_Work to be completed_: Without including any pictures, write out all the entries exactly.

--- begin Data to use ---

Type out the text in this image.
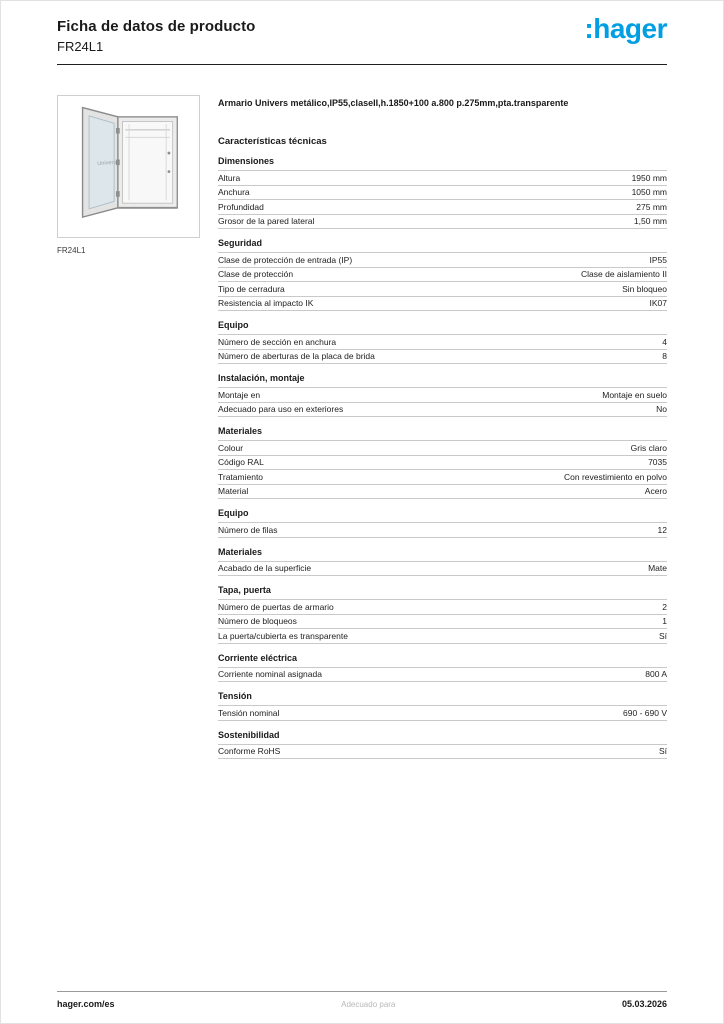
Ficha de datos de producto
FR24L1
:hager
Univers
FR24L1
Armario Univers metálico,IP55,claseII,h.1850+100 a.800 p.275mm,pta.transparente
Características técnicas
Dimensiones
Altura	1950 mm
Anchura	1050 mm
Profundidad	275 mm
Grosor de la pared lateral	1,50 mm
Seguridad
Clase de protección de entrada (IP)	IP55
Clase de protección	Clase de aislamiento II
Tipo de cerradura	Sin bloqueo
Resistencia al impacto IK	IK07
Equipo
Número de sección en anchura	4
Número de aberturas de la placa de brida	8
Instalación, montaje
Montaje en	Montaje en suelo
Adecuado para uso en exteriores	No
Materiales
Colour	Gris claro
Código RAL	7035
Tratamiento	Con revestimiento en polvo
Material	Acero
Equipo
Número de filas	12
Materiales
Acabado de la superficie	Mate
Tapa, puerta
Número de puertas de armario	2
Número de bloqueos	1
La puerta/cubierta es transparente	Sí
Corriente eléctrica
Corriente nominal asignada	800 A
Tensión
Tensión nominal	690 - 690 V
Sostenibilidad
Conforme RoHS	Sí
hager.com/es	Adecuado para	05.03.2026
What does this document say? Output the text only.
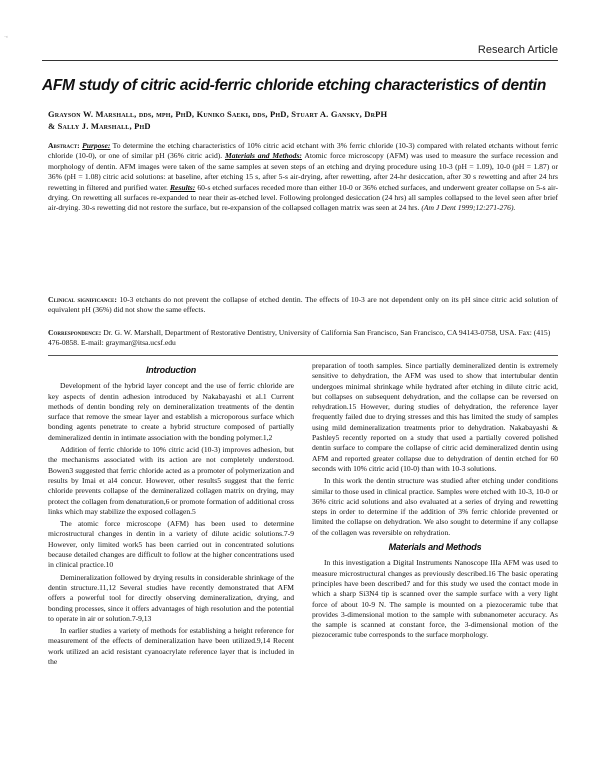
˙‘
Research Article
AFM study of citric acid-ferric chloride etching characteristics of dentin
Grayson W. Marshall, dds, mph, PhD, Kuniko Saeki, dds, PhD, Stuart A. Gansky, DrPH
& Sally J. Marshall, PhD
Abstract: Purpose: To determine the etching characteristics of 10% citric acid etchant with 3% ferric chloride (10-3) compared with related etchants without ferric chloride (10-0), or one of similar pH (36% citric acid). Materials and Methods: Atomic force microscopy (AFM) was used to measure the surface recession and morphology of dentin. AFM images were taken of the same samples at seven steps of an etching and drying procedure using 10-3 (pH = 1.09), 10-0 (pH = 1.87) or 36% (pH = 1.08) citric acid solutions: at baseline, after etching 15 s, after 5-s air-drying, after rewetting, after 24-hr desiccation, after 30 s rewetting and after 24 hrs rewetting in filtered and purified water. Results: 60-s etched surfaces receded more than either 10-0 or 36% etched surfaces, and underwent greater collapse on 5-s air-drying. On rewetting all surfaces re-expanded to near their as-etched level. Following prolonged desiccation (24 hrs) all samples collapsed to the level seen after brief air-drying. 30-s rewetting did not restore the surface, but re-expansion of the collapsed collagen matrix was seen at 24 hrs. (Am J Dent 1999;12:271-276).
Clinical significance: 10-3 etchants do not prevent the collapse of etched dentin. The effects of 10-3 are not dependent only on its pH since citric acid solution of equivalent pH (36%) did not show the same effects.
Correspondence: Dr. G. W. Marshall, Department of Restorative Dentistry, University of California San Francisco, San Francisco, CA 94143-0758, USA. Fax: (415) 476-0858. E-mail: graymar@itsa.ucsf.edu
Introduction

Development of the hybrid layer concept and the use of ferric chloride are key aspects of dentin adhesion introduced by Nakabayashi et al.1 Current methods of dentin bonding rely on demineralization treatments of the dentin surface that remove the smear layer and establish a microporous surface which bonding agents penetrate to create a hybrid structure composed of partially demineralized dentin in intimate association with the bonding polymer.1,2

Addition of ferric chloride to 10% citric acid (10-3) improves adhesion, but the mechanisms associated with its action are not completely understood. Bowen3 suggested that ferric chloride acted as a promoter of polymerization and results by Imai et al4 concur. However, other results5 suggest that the ferric chloride prevents collapse of the demineralized collagen matrix on drying, may protect the collagen from denaturation,6 or promote formation of additional cross links which may stabilize the exposed collagen.5

The atomic force microscope (AFM) has been used to determine microstructural changes in dentin in a variety of dilute acidic solutions.7-9 However, only limited work5 has been carried out in concentrated solutions because detailed changes are difficult to follow at the higher concentrations used in clinical practice.10

Demineralization followed by drying results in considerable shrinkage of the dentin structure.11,12 Several studies have recently demonstrated that AFM offers a powerful tool for directly observing demineralization, drying, and bonding processes, since it offers advantages of high resolution and the potential to operate in air or solution.7-9,13

In earlier studies a variety of methods for establishing a height reference for measurement of the effects of demineralization have been utilized.9,14 Recent work utilized an acid resistant cyanoacrylate reference layer that is included in the

preparation of tooth samples. Since partially demineralized dentin is extremely sensitive to dehydration, the AFM was used to show that intertubular dentin undergoes minimal shrinkage while hydrated after etching in dilute citric acid, but collapses on subsequent dehydration, and the collapse can be reversed on rehydration.15 However, during studies of dehydration, the reference layer frequently failed due to drying stresses and this has limited the study of samples using mild demineralization treatments prior to dehydration. Nakabayashi & Pashley5 recently reported on a study that used a partially covered polished dentin surface to compare the collapse of citric acid demineralized dentin using AFM and reported greater collapse due to dehydration of dentin etched for 60 seconds with 10% citric acid (10-0) than with 10-3 solutions.

In this work the dentin structure was studied after etching under conditions similar to those used in clinical practice. Samples were etched with 10-3, 10-0 or 36% citric acid solutions and also evaluated at a series of drying and rewetting steps in order to determine if the addition of 3% ferric chloride prevented or limited the collapse on dehydration. We also sought to determine if any collapse of the collagen was reversible on rehydration.

Materials and Methods

In this investigation a Digital Instruments Nanoscope IIIa AFM was used to measure microstructural changes as previously described.16 The basic operating principles have been described7 and for this study we used the contact mode in which a sharp Si3N4 tip is scanned over the sample surface with a very light force of about 10-9 N. The sample is mounted on a piezoceramic tube that provides 3-dimensional motion to the sample with subnanometer accuracy. As the sample is scanned at constant force, the 3-dimensional motion of the piezoceramic tube corresponds to the surface morphology.
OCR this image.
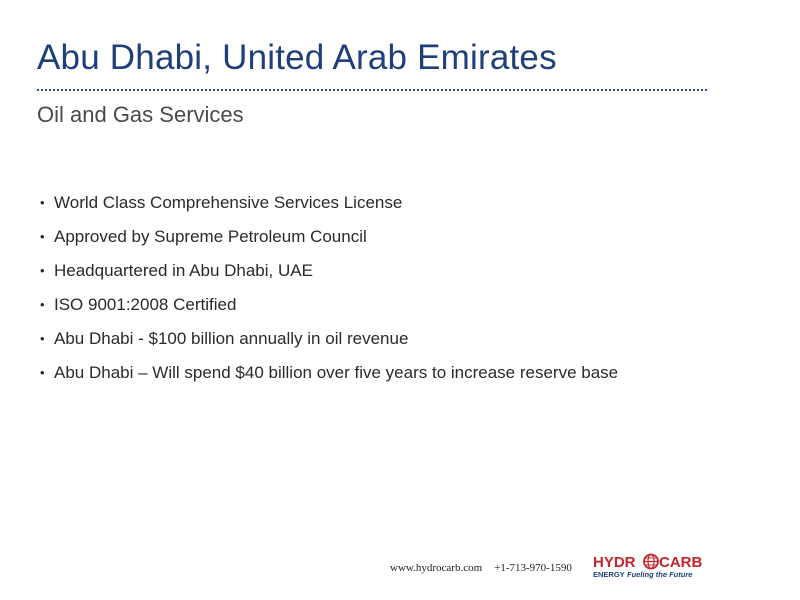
Abu Dhabi, United Arab Emirates
Oil and Gas Services
• World Class Comprehensive Services License
• Approved by Supreme Petroleum Council
• Headquartered in Abu Dhabi, UAE
• ISO 9001:2008 Certified
• Abu Dhabi - $100 billion annually in oil revenue
• Abu Dhabi – Will spend $40 billion over five years to increase reserve base
www.hydrocarb.com +1-713-970-1590 HYDR CARB
ENERGY Fueling the Future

--- end Data to use ---

_Task output_:
Type out the text in this image.
Ficha de datos de producto
FR24L1
:hager
Univers
FR24L1
Armario Univers metálico,IP55,claseII,h.1850+100 a.800 p.275mm,pta.transparente
Características técnicas
Dimensiones
Altura	1950 mm
Anchura	1050 mm
Profundidad	275 mm
Grosor de la pared lateral	1,50 mm
Seguridad
Clase de protección de entrada (IP)	IP55
Clase de protección	Clase de aislamiento II
Tipo de cerradura	Sin bloqueo
Resistencia al impacto IK	IK07
Equipo
Número de sección en anchura	4
Número de aberturas de la placa de brida	8
Instalación, montaje
Montaje en	Montaje en suelo
Adecuado para uso en exteriores	No
Materiales
Colour	Gris claro
Código RAL	7035
Tratamiento	Con revestimiento en polvo
Material	Acero
Equipo
Número de filas	12
Materiales
Acabado de la superficie	Mate
Tapa, puerta
Número de puertas de armario	2
Número de bloqueos	1
La puerta/cubierta es transparente	Sí
Corriente eléctrica
Corriente nominal asignada	800 A
Tensión
Tensión nominal	690 - 690 V
Sostenibilidad
Conforme RoHS	Sí
hager.com/es	Adecuado para	05.03.2026
What does this document say? Output the text only.
˙‘
Research Article
AFM study of citric acid-ferric chloride etching characteristics of dentin
Grayson W. Marshall, dds, mph, PhD, Kuniko Saeki, dds, PhD, Stuart A. Gansky, DrPH
& Sally J. Marshall, PhD
Abstract: Purpose: To determine the etching characteristics of 10% citric acid etchant with 3% ferric chloride (10-3) compared with related etchants without ferric chloride (10-0), or one of similar pH (36% citric acid). Materials and Methods: Atomic force microscopy (AFM) was used to measure the surface recession and morphology of dentin. AFM images were taken of the same samples at seven steps of an etching and drying procedure using 10-3 (pH = 1.09), 10-0 (pH = 1.87) or 36% (pH = 1.08) citric acid solutions: at baseline, after etching 15 s, after 5-s air-drying, after rewetting, after 24-hr desiccation, after 30 s rewetting and after 24 hrs rewetting in filtered and purified water. Results: 60-s etched surfaces receded more than either 10-0 or 36% etched surfaces, and underwent greater collapse on 5-s air-drying. On rewetting all surfaces re-expanded to near their as-etched level. Following prolonged desiccation (24 hrs) all samples collapsed to the level seen after brief air-drying. 30-s rewetting did not restore the surface, but re-expansion of the collapsed collagen matrix was seen at 24 hrs. (Am J Dent 1999;12:271-276).
Clinical significance: 10-3 etchants do not prevent the collapse of etched dentin. The effects of 10-3 are not dependent only on its pH since citric acid solution of equivalent pH (36%) did not show the same effects.
Correspondence: Dr. G. W. Marshall, Department of Restorative Dentistry, University of California San Francisco, San Francisco, CA 94143-0758, USA. Fax: (415) 476-0858. E-mail: graymar@itsa.ucsf.edu
Introduction

Development of the hybrid layer concept and the use of ferric chloride are key aspects of dentin adhesion introduced by Nakabayashi et al.1 Current methods of dentin bonding rely on demineralization treatments of the dentin surface that remove the smear layer and establish a microporous surface which bonding agents penetrate to create a hybrid structure composed of partially demineralized dentin in intimate association with the bonding polymer.1,2

Addition of ferric chloride to 10% citric acid (10-3) improves adhesion, but the mechanisms associated with its action are not completely understood. Bowen3 suggested that ferric chloride acted as a promoter of polymerization and results by Imai et al4 concur. However, other results5 suggest that the ferric chloride prevents collapse of the demineralized collagen matrix on drying, may protect the collagen from denaturation,6 or promote formation of additional cross links which may stabilize the exposed collagen.5

The atomic force microscope (AFM) has been used to determine microstructural changes in dentin in a variety of dilute acidic solutions.7-9 However, only limited work5 has been carried out in concentrated solutions because detailed changes are difficult to follow at the higher concentrations used in clinical practice.10

Demineralization followed by drying results in considerable shrinkage of the dentin structure.11,12 Several studies have recently demonstrated that AFM offers a powerful tool for directly observing demineralization, drying, and bonding processes, since it offers advantages of high resolution and the potential to operate in air or solution.7-9,13

In earlier studies a variety of methods for establishing a height reference for measurement of the effects of demineralization have been utilized.9,14 Recent work utilized an acid resistant cyanoacrylate reference layer that is included in the

preparation of tooth samples. Since partially demineralized dentin is extremely sensitive to dehydration, the AFM was used to show that intertubular dentin undergoes minimal shrinkage while hydrated after etching in dilute citric acid, but collapses on subsequent dehydration, and the collapse can be reversed on rehydration.15 However, during studies of dehydration, the reference layer frequently failed due to drying stresses and this has limited the study of samples using mild demineralization treatments prior to dehydration. Nakabayashi & Pashley5 recently reported on a study that used a partially covered polished dentin surface to compare the collapse of citric acid demineralized dentin using AFM and reported greater collapse due to dehydration of dentin etched for 60 seconds with 10% citric acid (10-0) than with 10-3 solutions.

In this work the dentin structure was studied after etching under conditions similar to those used in clinical practice. Samples were etched with 10-3, 10-0 or 36% citric acid solutions and also evaluated at a series of drying and rewetting steps in order to determine if the addition of 3% ferric chloride prevented or limited the collapse on dehydration. We also sought to determine if any collapse of the collagen was reversible on rehydration.

Materials and Methods

In this investigation a Digital Instruments Nanoscope IIIa AFM was used to measure microstructural changes as previously described.16 The basic operating principles have been described7 and for this study we used the contact mode in which a sharp Si3N4 tip is scanned over the sample surface with a very light force of about 10-9 N. The sample is mounted on a piezoceramic tube that provides 3-dimensional motion to the sample with subnanometer accuracy. As the sample is scanned at constant force, the 3-dimensional motion of the piezoceramic tube corresponds to the surface morphology.
OCR this image.
Abu Dhabi, United Arab Emirates
Oil and Gas Services
• World Class Comprehensive Services License
• Approved by Supreme Petroleum Council
• Headquartered in Abu Dhabi, UAE
• ISO 9001:2008 Certified
• Abu Dhabi - $100 billion annually in oil revenue
• Abu Dhabi – Will spend $40 billion over five years to increase reserve base
www.hydrocarb.com +1-713-970-1590 HYDR CARB
ENERGY Fueling the Future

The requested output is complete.